Task instructions — Gather up the lines with the word "Exports" in them.

-------- Task input

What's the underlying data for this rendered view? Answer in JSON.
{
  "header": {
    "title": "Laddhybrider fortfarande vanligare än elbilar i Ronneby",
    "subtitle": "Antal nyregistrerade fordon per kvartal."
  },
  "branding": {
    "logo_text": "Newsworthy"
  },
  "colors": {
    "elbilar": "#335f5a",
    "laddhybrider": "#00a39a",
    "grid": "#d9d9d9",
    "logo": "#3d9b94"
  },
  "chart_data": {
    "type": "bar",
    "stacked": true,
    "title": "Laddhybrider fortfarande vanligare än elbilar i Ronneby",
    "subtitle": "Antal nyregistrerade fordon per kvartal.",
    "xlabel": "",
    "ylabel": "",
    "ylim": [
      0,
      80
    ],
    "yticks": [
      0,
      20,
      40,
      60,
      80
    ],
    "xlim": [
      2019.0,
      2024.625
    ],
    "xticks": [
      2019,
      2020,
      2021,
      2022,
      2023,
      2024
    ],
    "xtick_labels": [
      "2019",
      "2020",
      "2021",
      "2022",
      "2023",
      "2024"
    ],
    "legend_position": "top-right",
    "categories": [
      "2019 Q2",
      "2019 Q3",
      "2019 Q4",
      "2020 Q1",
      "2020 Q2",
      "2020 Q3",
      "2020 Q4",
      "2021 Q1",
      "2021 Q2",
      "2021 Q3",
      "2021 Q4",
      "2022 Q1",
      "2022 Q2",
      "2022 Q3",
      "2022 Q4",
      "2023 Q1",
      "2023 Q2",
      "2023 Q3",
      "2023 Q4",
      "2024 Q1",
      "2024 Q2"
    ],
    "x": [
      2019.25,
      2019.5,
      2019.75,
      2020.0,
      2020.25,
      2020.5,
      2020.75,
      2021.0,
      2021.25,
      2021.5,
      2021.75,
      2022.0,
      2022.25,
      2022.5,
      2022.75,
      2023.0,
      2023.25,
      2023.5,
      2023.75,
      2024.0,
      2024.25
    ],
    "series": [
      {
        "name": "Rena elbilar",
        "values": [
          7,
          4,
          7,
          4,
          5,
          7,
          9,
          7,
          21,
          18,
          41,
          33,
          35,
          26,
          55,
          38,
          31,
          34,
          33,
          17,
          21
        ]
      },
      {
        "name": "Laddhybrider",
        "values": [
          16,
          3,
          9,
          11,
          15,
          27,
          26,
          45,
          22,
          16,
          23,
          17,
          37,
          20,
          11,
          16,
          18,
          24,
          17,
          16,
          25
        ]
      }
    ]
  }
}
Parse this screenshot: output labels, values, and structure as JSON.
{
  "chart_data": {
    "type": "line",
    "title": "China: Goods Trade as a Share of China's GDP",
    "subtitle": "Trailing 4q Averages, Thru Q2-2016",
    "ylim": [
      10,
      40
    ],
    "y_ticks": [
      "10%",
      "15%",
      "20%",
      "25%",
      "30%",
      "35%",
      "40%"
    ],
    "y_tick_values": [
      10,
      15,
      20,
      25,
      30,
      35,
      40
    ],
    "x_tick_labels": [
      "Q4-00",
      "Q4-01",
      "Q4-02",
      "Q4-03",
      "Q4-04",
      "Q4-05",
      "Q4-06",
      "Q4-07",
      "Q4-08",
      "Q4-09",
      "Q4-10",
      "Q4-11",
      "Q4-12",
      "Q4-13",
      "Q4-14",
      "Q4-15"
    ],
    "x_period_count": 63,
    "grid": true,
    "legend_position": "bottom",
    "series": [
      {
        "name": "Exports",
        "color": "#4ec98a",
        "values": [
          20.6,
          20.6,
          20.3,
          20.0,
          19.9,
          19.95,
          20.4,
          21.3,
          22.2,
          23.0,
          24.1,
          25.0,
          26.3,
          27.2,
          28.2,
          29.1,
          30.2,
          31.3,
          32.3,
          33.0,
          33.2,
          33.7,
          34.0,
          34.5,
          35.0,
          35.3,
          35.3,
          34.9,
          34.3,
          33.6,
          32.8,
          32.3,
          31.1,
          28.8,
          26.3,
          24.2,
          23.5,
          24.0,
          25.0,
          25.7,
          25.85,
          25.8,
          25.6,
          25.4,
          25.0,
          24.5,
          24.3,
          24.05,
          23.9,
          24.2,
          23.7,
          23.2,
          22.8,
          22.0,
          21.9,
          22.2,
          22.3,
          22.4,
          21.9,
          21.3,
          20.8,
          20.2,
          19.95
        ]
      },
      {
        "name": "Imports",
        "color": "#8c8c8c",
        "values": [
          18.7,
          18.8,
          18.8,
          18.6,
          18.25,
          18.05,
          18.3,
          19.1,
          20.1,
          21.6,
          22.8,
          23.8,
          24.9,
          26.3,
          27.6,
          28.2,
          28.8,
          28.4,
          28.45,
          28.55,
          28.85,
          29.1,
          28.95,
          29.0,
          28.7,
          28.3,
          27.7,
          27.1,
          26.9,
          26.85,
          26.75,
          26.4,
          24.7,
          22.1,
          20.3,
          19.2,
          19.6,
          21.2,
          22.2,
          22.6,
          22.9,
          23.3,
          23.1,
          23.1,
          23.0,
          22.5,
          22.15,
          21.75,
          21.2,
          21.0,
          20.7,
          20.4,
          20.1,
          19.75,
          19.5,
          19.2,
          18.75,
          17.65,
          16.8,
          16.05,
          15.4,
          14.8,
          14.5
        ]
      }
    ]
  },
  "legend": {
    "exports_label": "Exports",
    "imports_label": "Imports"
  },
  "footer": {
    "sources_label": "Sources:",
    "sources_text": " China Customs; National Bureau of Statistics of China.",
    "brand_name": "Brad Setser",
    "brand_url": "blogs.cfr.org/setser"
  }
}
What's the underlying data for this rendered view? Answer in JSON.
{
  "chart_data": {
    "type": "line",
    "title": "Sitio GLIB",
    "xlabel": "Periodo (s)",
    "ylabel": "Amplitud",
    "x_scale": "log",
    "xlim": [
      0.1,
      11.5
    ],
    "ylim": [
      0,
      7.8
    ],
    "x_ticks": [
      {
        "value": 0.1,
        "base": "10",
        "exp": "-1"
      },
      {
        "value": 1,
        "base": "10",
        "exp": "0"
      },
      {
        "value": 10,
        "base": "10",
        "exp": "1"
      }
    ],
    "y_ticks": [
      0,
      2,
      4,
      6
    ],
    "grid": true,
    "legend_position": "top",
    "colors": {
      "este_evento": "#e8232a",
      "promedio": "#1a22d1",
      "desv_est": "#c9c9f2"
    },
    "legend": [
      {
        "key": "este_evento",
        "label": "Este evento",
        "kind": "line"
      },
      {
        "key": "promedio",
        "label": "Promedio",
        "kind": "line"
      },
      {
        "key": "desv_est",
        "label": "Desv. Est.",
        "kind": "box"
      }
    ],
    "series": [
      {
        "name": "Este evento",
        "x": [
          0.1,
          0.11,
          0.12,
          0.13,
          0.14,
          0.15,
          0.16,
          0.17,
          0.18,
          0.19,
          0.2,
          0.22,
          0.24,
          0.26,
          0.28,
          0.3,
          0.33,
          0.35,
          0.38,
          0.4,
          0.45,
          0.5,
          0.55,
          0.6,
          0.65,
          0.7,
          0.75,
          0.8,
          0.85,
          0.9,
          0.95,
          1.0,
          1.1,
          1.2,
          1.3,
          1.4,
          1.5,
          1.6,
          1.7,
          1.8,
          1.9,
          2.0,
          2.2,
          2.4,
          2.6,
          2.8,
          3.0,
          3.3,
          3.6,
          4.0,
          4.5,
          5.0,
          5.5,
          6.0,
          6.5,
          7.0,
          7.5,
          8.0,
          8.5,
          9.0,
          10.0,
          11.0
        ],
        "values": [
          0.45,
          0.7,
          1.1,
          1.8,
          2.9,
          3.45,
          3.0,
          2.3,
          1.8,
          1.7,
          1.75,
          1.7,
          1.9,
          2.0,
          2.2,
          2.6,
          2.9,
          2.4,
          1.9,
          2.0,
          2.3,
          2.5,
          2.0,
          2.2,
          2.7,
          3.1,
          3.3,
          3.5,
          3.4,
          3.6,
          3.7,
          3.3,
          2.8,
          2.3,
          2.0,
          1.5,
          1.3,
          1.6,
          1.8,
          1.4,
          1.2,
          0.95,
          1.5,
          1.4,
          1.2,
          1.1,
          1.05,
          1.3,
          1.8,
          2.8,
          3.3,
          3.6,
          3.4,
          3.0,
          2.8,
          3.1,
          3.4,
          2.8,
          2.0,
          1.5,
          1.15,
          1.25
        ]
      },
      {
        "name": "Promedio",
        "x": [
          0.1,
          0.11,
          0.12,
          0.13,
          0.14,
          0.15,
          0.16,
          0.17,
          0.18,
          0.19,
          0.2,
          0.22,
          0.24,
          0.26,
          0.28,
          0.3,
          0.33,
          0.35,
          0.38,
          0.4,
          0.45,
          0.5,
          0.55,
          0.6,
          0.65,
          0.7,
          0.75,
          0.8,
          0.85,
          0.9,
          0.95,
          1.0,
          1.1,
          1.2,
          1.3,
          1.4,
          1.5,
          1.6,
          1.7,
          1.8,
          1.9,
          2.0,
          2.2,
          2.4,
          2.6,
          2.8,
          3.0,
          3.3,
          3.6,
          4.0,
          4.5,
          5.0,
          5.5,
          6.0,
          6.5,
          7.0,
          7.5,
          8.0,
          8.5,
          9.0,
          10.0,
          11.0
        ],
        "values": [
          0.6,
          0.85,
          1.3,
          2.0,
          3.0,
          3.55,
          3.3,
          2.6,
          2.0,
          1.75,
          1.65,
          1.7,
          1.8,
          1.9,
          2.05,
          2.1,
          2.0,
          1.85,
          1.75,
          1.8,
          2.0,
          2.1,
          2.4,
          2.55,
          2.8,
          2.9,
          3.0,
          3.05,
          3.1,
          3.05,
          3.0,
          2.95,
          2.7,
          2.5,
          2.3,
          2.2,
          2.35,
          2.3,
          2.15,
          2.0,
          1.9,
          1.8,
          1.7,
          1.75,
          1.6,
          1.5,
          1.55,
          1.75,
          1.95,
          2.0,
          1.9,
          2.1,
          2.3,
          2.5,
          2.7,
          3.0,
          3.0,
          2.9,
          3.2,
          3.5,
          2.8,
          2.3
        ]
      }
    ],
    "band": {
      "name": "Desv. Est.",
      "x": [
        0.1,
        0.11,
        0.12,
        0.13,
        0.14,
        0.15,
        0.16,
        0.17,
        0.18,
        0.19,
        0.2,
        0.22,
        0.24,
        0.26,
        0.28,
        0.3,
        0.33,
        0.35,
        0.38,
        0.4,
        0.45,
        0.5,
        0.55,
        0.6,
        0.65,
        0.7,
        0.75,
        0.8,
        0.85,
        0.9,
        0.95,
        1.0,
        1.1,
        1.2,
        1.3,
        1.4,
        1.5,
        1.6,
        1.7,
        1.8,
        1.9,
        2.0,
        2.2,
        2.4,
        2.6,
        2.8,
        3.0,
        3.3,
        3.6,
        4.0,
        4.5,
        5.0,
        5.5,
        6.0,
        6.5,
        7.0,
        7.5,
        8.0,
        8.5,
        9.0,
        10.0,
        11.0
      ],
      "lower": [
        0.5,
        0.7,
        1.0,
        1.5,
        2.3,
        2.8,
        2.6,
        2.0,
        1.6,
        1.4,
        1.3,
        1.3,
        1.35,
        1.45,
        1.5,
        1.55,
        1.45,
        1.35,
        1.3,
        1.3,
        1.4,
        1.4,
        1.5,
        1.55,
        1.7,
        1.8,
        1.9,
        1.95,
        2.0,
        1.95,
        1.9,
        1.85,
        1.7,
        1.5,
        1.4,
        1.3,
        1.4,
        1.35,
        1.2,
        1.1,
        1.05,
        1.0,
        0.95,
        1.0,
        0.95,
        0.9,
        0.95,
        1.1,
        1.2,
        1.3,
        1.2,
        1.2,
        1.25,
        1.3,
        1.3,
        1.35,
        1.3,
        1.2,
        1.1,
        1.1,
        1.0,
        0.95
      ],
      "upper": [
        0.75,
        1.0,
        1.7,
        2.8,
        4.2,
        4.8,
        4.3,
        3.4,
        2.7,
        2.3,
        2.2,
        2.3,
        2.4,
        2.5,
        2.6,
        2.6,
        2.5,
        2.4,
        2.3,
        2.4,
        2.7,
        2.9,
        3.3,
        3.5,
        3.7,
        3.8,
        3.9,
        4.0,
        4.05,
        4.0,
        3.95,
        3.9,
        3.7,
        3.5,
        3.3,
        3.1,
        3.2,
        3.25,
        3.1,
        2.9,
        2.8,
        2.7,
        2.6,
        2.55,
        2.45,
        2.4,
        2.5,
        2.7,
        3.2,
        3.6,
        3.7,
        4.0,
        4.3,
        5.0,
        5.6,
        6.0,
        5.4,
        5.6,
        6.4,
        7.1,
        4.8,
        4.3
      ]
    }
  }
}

----------------

Response to this task —
        "name": "Exports",
    "exports_label": "Exports",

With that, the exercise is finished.